Selected extract:
==*==

Canal Rd. widening project proceeding on schedule
By John Mullen
State officials say about half of the work moving utilities to make way for a fifth lane on Canal Road is completed and they are hoping to let the project out for bidding soon.
“We’re plugging along with the utility relocation out there on Canal,” Assistant Southwest Region Engineer Brian Aaron said. “I’d say we’re roughly 50 percent complete on that so we’re going to continue to work through that over the next few months.”
Aaron said the Alabama Department of Transportation expects to have a bid letting on the widening project ready by June and looks to start construction as soon as the busy summer season subsides. He estimates it will take a year to complete the project.
“That’s kind of by design because we really didn’t want to hop out there in the busy summer season,” Aaron said. “What we anticipate is we would start construction basically right after summer.”
oAt first relocating power poles along the route was thought to be a big problem – and expense – but Aaron says the widening project will work around those.
“Most of the electricity is actually staying,” Aaron said. “There’s only a couple of large transmission poles that have to be moved out of the way. Each one of those poles are like $200,000 apiece to move. It was going to be $20 million to move all those poles. We actually went and got a design waiver so the poles are staying except for just a few of them.”
Most of the utility relocation that is occurring is gas or fiber. The relocation of sewer and waterlines will be part of the road construction project, Aaron said.
A major change in the plans was caused by the coming reality of a Wolf Bay Bridge which will connect on the north side of the Canal Road and Alabama 161 intersection. How that intersection will be designed and developed is a separate project from the simple adding of a fifth lane.
“There’s two projects down there and two phases and phase one is the actual five lane,” Aaron said. “Phase two is improvement to that intersection.”
“When we looked at that about three years ago Wolf Bay Bridge (rendering pictured) was on again, off again,” Aaron said. “We just had to kind of make a decision based on the fact that Wolf Bay wasn’t moving forward.”
Part of that design included doing away with the Tom Thumb and other stores in the corner strip mall. Two southbound, free-flowing turn lanes were going to take out the businesses. The inevitability of the new bridge’s impact on the intersection saved the stores there.
“Over the last month or month and a half, we’ve had discussions with the city,” Aaron said. “They are moving forward on Wolf Bay with permitting. They are committed to moving forward on that job.
“What it forced us to do was really step back and say once Wolf Bay connects about five years from now, what does that do to this intersection with what we’ve planned with the Tom Thumb? And it doesn’t work so we’ve stepped back and said we don’t need to buy this right of way and we need to stop this acquisition.”
State officials don’t have a plan yet for intersection but one option on the table is a southern bypass along a right of way from the front of Big Mike’s Steakhouse on Canal Road to south of McDonald’s on Alabama 161.
“We’re going to have to look at several alternatives,” Aaron said. “We’re basically going to have to start from scratch as regards to the NEPA process. We’re going to have to evaluate alternatives which could include that bypass to the south.

==*==

[Bounding box entries]

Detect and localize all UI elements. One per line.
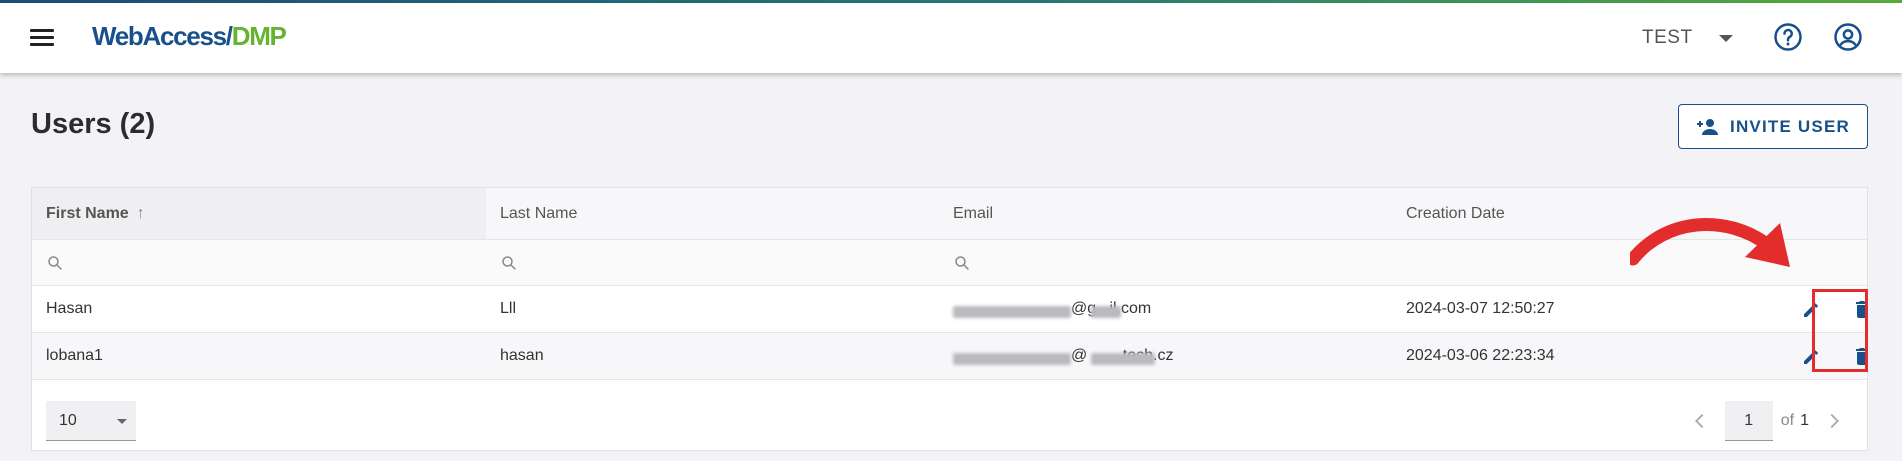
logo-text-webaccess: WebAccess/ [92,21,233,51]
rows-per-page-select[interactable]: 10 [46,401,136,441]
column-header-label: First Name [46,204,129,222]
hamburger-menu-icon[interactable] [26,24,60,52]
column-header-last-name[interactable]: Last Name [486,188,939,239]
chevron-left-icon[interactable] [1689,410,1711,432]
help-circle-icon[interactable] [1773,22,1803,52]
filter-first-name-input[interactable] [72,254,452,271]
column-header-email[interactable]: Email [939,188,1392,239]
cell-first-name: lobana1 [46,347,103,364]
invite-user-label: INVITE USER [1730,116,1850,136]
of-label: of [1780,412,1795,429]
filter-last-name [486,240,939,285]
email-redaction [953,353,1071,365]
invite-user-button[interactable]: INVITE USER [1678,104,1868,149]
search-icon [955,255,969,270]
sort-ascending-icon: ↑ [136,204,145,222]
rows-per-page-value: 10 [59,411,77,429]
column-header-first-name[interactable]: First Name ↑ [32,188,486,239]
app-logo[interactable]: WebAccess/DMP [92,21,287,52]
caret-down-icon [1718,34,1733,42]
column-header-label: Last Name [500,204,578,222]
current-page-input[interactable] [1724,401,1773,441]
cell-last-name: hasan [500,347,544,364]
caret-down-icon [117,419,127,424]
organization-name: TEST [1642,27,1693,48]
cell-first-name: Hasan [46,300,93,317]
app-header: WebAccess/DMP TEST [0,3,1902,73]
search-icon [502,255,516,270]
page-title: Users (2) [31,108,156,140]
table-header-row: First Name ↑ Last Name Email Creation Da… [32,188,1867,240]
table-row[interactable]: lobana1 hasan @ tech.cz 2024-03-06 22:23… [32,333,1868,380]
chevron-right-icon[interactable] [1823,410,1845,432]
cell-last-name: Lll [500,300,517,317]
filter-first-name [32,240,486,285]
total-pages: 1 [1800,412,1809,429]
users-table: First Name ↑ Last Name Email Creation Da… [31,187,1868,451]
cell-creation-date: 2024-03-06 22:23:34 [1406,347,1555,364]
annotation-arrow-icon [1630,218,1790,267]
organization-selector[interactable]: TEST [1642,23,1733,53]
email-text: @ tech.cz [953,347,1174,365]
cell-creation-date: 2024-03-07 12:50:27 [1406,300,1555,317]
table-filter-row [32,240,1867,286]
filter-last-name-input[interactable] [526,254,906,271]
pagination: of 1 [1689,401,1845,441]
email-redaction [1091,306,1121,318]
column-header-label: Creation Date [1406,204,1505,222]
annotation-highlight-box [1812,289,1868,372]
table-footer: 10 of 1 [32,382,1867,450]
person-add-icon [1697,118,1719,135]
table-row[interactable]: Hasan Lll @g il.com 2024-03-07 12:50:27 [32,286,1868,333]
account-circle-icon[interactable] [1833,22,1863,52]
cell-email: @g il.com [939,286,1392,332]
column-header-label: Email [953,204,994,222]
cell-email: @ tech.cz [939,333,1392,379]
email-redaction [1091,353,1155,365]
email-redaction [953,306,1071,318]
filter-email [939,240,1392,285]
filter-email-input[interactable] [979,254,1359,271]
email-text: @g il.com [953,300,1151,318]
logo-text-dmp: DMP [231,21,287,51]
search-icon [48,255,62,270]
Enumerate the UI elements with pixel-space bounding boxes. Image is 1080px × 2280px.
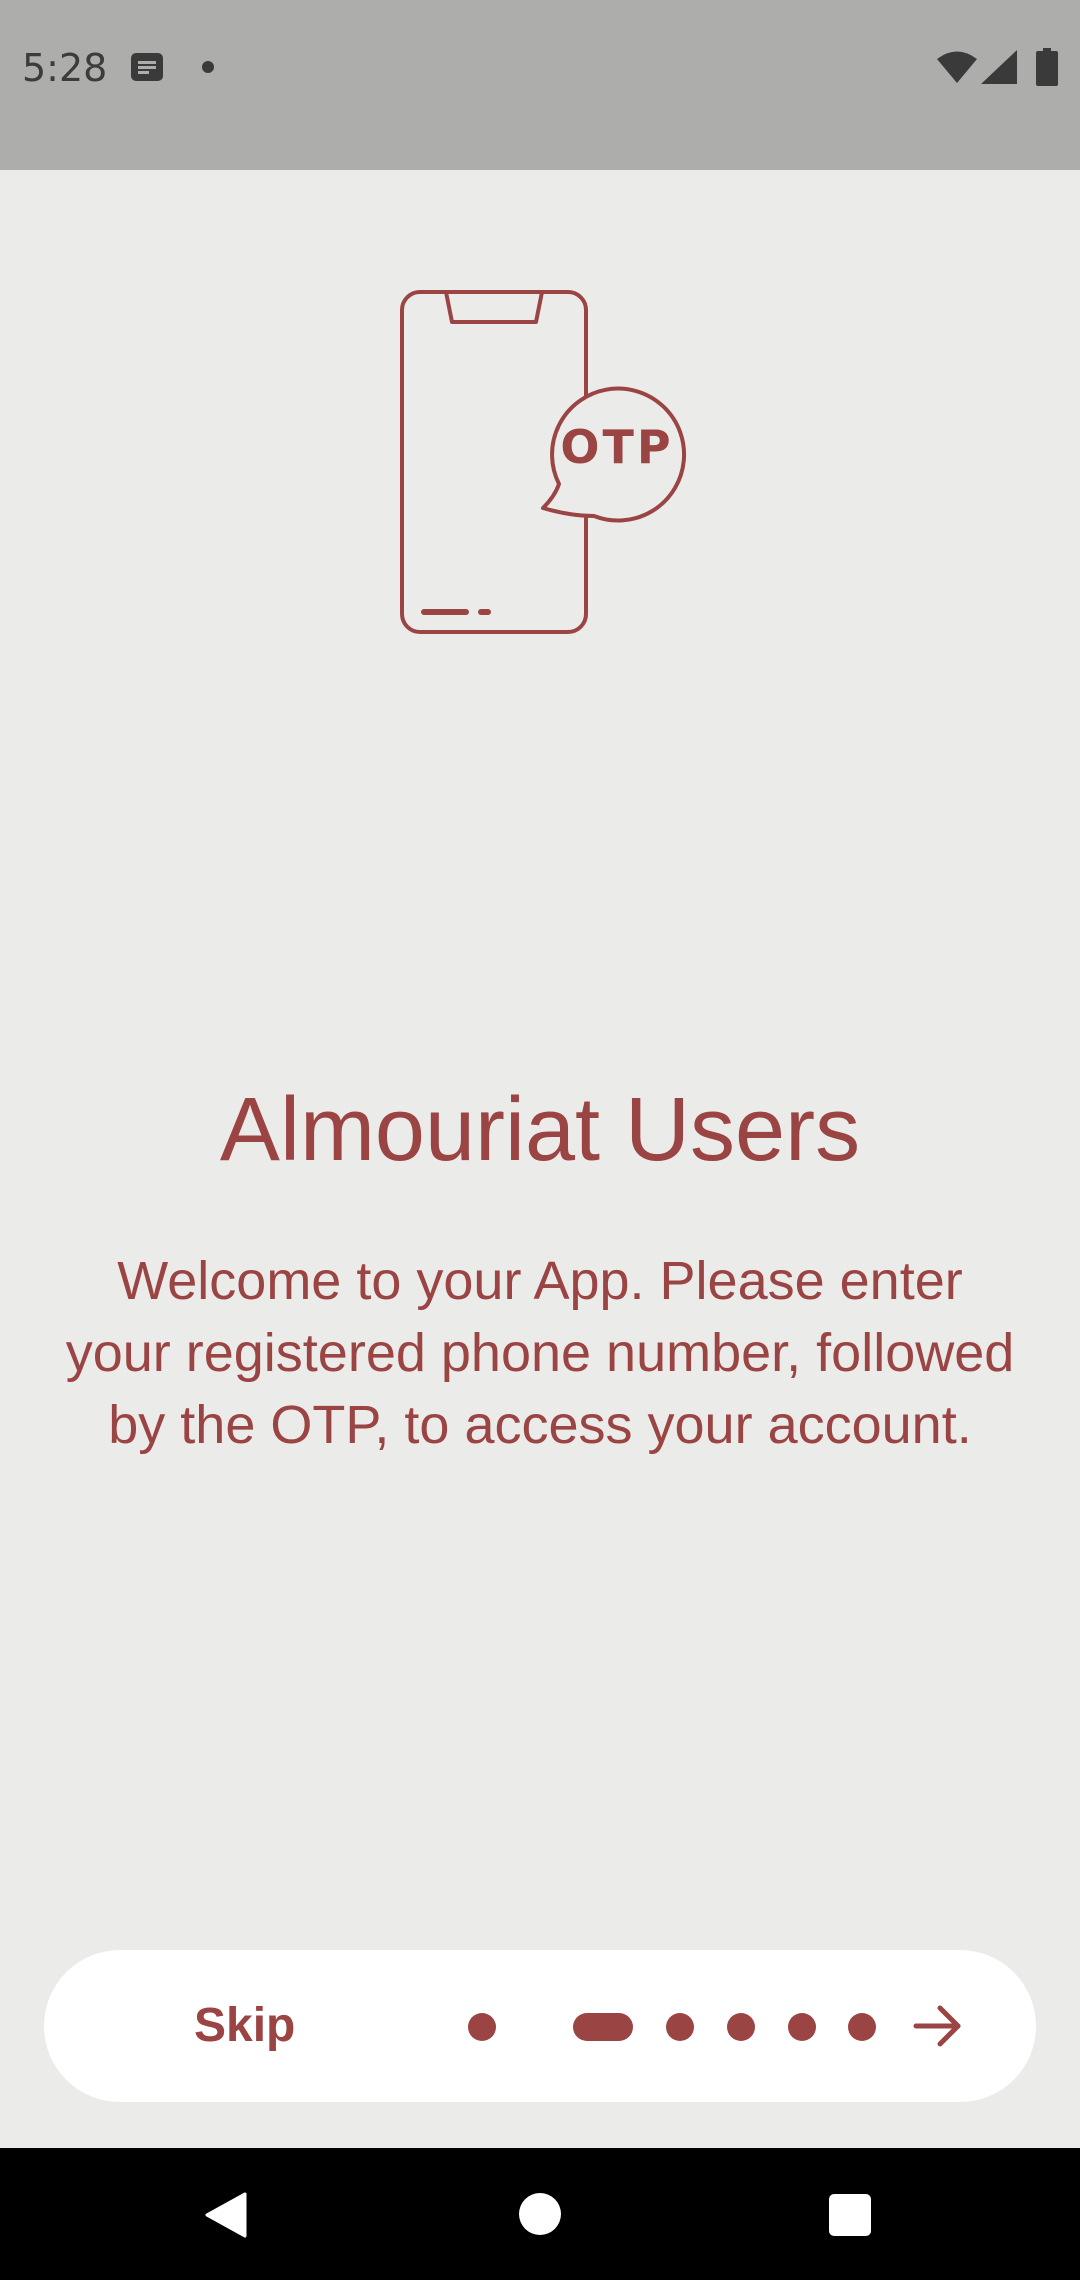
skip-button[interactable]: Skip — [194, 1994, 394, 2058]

==*==

To be done: Using the Canal Road widening article, explain in one to three sentences why most of the power poles along the route will remain in place.

Answer in full: Moving the poles would have been very costly, at about $200,000 for each large transmission pole and $20 million for all of them. The state instead obtained a design waiver, so only a few poles will be moved and the widening will work around the rest.